DATA PROVIDED
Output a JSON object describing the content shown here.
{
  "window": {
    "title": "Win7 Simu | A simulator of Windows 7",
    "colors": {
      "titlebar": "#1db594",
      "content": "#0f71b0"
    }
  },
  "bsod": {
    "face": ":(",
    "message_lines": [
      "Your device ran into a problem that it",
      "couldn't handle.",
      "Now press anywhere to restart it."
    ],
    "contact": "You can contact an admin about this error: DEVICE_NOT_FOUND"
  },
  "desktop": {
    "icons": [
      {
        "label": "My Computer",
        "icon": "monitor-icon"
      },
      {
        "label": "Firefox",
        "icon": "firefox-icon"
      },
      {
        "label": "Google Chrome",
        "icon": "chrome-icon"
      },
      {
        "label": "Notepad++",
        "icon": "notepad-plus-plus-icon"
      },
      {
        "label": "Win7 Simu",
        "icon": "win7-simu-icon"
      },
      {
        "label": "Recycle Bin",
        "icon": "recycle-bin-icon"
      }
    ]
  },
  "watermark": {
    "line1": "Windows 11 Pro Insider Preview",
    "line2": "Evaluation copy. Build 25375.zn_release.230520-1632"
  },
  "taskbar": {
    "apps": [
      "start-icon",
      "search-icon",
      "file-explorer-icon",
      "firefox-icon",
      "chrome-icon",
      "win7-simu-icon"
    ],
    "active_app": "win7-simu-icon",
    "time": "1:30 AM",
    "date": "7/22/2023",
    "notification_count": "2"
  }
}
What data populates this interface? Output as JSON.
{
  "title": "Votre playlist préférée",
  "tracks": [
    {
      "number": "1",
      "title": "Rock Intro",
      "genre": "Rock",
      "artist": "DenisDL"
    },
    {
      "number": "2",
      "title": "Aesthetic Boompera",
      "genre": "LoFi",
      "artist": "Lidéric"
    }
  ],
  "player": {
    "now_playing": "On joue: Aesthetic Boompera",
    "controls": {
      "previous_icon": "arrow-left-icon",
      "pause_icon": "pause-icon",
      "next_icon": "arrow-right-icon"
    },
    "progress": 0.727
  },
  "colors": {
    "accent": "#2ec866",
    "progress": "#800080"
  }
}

DESCRIPTION OF THE TASK
Quote every record above exactly.

EXERCISE RESPONSE
Output a JSON object describing the content shown here.
{
  "window": {
    "title": "Win7 Simu | A simulator of Windows 7",
    "colors": {
      "titlebar": "#1db594",
      "content": "#0f71b0"
    }
  },
  "bsod": {
    "face": ":(",
    "message_lines": [
      "Your device ran into a problem that it",
      "couldn't handle.",
      "Now press anywhere to restart it."
    ],
    "contact": "You can contact an admin about this error: DEVICE_NOT_FOUND"
  },
  "desktop": {
    "icons": [
      {
        "label": "My Computer",
        "icon": "monitor-icon"
      },
      {
        "label": "Firefox",
        "icon": "firefox-icon"
      },
      {
        "label": "Google Chrome",
        "icon": "chrome-icon"
      },
      {
        "label": "Notepad++",
        "icon": "notepad-plus-plus-icon"
      },
      {
        "label": "Win7 Simu",
        "icon": "win7-simu-icon"
      },
      {
        "label": "Recycle Bin",
        "icon": "recycle-bin-icon"
      }
    ]
  },
  "watermark": {
    "line1": "Windows 11 Pro Insider Preview",
    "line2": "Evaluation copy. Build 25375.zn_release.230520-1632"
  },
  "taskbar": {
    "apps": [
      "start-icon",
      "search-icon",
      "file-explorer-icon",
      "firefox-icon",
      "chrome-icon",
      "win7-simu-icon"
    ],
    "active_app": "win7-simu-icon",
    "time": "1:30 AM",
    "date": "7/22/2023",
    "notification_count": "2"
  }
}
What data populates this interface? Output as JSON.
{
  "title": "Votre playlist préférée",
  "tracks": [
    {
      "number": "1",
      "title": "Rock Intro",
      "genre": "Rock",
      "artist": "DenisDL"
    },
    {
      "number": "2",
      "title": "Aesthetic Boompera",
      "genre": "LoFi",
      "artist": "Lidéric"
    }
  ],
  "player": {
    "now_playing": "On joue: Aesthetic Boompera",
    "controls": {
      "previous_icon": "arrow-left-icon",
      "pause_icon": "pause-icon",
      "next_icon": "arrow-right-icon"
    },
    "progress": 0.727
  },
  "colors": {
    "accent": "#2ec866",
    "progress": "#800080"
  }
}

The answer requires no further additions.